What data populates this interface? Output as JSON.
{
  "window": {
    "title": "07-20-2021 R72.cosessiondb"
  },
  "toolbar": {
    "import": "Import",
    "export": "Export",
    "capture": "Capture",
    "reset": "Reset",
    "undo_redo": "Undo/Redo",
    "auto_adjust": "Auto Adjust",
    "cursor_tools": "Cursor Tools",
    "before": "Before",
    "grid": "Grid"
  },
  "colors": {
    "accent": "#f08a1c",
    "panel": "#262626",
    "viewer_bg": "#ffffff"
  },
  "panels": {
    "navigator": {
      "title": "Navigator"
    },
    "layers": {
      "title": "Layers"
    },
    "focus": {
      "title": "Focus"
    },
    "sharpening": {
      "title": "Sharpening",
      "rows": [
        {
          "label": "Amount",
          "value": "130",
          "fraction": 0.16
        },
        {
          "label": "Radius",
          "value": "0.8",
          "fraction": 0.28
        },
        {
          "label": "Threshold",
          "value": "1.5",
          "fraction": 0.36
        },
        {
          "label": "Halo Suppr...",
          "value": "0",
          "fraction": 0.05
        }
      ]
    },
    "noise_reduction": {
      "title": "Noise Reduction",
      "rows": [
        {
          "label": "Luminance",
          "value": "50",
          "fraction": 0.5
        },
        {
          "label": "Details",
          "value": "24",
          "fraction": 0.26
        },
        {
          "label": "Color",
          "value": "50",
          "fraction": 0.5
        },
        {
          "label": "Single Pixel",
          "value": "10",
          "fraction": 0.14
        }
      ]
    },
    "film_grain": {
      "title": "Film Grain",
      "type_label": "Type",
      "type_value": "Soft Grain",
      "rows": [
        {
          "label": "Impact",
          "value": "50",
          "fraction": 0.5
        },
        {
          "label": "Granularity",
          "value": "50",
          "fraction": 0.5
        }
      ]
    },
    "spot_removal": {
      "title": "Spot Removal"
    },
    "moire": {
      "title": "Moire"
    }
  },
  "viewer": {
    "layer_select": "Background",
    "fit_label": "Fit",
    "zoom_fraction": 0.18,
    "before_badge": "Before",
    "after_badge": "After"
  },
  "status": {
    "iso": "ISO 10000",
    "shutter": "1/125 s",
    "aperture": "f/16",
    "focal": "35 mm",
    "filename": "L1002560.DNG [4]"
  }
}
====================
Quote the material exactly, leaving nothing out.

ANSWER TO THE PROBLEM –
What data populates this interface? Output as JSON.
{
  "window": {
    "title": "07-20-2021 R72.cosessiondb"
  },
  "toolbar": {
    "import": "Import",
    "export": "Export",
    "capture": "Capture",
    "reset": "Reset",
    "undo_redo": "Undo/Redo",
    "auto_adjust": "Auto Adjust",
    "cursor_tools": "Cursor Tools",
    "before": "Before",
    "grid": "Grid"
  },
  "colors": {
    "accent": "#f08a1c",
    "panel": "#262626",
    "viewer_bg": "#ffffff"
  },
  "panels": {
    "navigator": {
      "title": "Navigator"
    },
    "layers": {
      "title": "Layers"
    },
    "focus": {
      "title": "Focus"
    },
    "sharpening": {
      "title": "Sharpening",
      "rows": [
        {
          "label": "Amount",
          "value": "130",
          "fraction": 0.16
        },
        {
          "label": "Radius",
          "value": "0.8",
          "fraction": 0.28
        },
        {
          "label": "Threshold",
          "value": "1.5",
          "fraction": 0.36
        },
        {
          "label": "Halo Suppr...",
          "value": "0",
          "fraction": 0.05
        }
      ]
    },
    "noise_reduction": {
      "title": "Noise Reduction",
      "rows": [
        {
          "label": "Luminance",
          "value": "50",
          "fraction": 0.5
        },
        {
          "label": "Details",
          "value": "24",
          "fraction": 0.26
        },
        {
          "label": "Color",
          "value": "50",
          "fraction": 0.5
        },
        {
          "label": "Single Pixel",
          "value": "10",
          "fraction": 0.14
        }
      ]
    },
    "film_grain": {
      "title": "Film Grain",
      "type_label": "Type",
      "type_value": "Soft Grain",
      "rows": [
        {
          "label": "Impact",
          "value": "50",
          "fraction": 0.5
        },
        {
          "label": "Granularity",
          "value": "50",
          "fraction": 0.5
        }
      ]
    },
    "spot_removal": {
      "title": "Spot Removal"
    },
    "moire": {
      "title": "Moire"
    }
  },
  "viewer": {
    "layer_select": "Background",
    "fit_label": "Fit",
    "zoom_fraction": 0.18,
    "before_badge": "Before",
    "after_badge": "After"
  },
  "status": {
    "iso": "ISO 10000",
    "shutter": "1/125 s",
    "aperture": "f/16",
    "focal": "35 mm",
    "filename": "L1002560.DNG [4]"
  }
}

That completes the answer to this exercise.